Problem details: Return, word for word, every line that follows.

Listing:
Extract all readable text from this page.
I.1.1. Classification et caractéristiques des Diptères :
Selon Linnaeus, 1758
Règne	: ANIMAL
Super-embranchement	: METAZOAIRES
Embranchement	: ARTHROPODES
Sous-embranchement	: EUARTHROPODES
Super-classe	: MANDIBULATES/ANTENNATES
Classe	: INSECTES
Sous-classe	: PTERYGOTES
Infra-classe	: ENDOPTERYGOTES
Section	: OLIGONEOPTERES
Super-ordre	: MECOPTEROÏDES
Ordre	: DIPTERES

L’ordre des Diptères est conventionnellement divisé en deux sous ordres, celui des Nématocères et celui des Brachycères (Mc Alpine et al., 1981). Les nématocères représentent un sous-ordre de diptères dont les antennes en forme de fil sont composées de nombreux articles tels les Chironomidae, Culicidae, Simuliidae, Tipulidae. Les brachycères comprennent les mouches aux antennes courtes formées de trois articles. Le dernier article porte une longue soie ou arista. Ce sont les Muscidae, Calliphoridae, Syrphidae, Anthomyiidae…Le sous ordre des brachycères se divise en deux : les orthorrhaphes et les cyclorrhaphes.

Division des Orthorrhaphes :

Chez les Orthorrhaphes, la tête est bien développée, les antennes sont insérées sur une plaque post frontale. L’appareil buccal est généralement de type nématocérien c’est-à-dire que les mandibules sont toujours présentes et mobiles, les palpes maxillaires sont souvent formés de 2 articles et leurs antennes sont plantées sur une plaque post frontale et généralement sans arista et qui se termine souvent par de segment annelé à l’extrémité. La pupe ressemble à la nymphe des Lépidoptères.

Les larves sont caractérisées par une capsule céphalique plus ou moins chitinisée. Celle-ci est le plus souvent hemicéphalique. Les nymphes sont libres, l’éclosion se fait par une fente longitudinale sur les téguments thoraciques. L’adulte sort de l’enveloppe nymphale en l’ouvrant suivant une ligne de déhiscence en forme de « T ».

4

Task response:
Extract all readable text from this page.
I.1.1. Classification et caractéristiques des Diptères :
Selon Linnaeus, 1758
Règne	: ANIMAL
Super-embranchement	: METAZOAIRES
Embranchement	: ARTHROPODES
Sous-embranchement	: EUARTHROPODES
Super-classe	: MANDIBULATES/ANTENNATES
Classe	: INSECTES
Sous-classe	: PTERYGOTES
Infra-classe	: ENDOPTERYGOTES
Section	: OLIGONEOPTERES
Super-ordre	: MECOPTEROÏDES
Ordre	: DIPTERES

L’ordre des Diptères est conventionnellement divisé en deux sous ordres, celui des Nématocères et celui des Brachycères (Mc Alpine et al., 1981). Les nématocères représentent un sous-ordre de diptères dont les antennes en forme de fil sont composées de nombreux articles tels les Chironomidae, Culicidae, Simuliidae, Tipulidae. Les brachycères comprennent les mouches aux antennes courtes formées de trois articles. Le dernier article porte une longue soie ou arista. Ce sont les Muscidae, Calliphoridae, Syrphidae, Anthomyiidae…Le sous ordre des brachycères se divise en deux : les orthorrhaphes et les cyclorrhaphes.

Division des Orthorrhaphes :

Chez les Orthorrhaphes, la tête est bien développée, les antennes sont insérées sur une plaque post frontale. L’appareil buccal est généralement de type nématocérien c’est-à-dire que les mandibules sont toujours présentes et mobiles, les palpes maxillaires sont souvent formés de 2 articles et leurs antennes sont plantées sur une plaque post frontale et généralement sans arista et qui se termine souvent par de segment annelé à l’extrémité. La pupe ressemble à la nymphe des Lépidoptères.

Les larves sont caractérisées par une capsule céphalique plus ou moins chitinisée. Celle-ci est le plus souvent hemicéphalique. Les nymphes sont libres, l’éclosion se fait par une fente longitudinale sur les téguments thoraciques. L’adulte sort de l’enveloppe nymphale en l’ouvrant suivant une ligne de déhiscence en forme de « T ».

4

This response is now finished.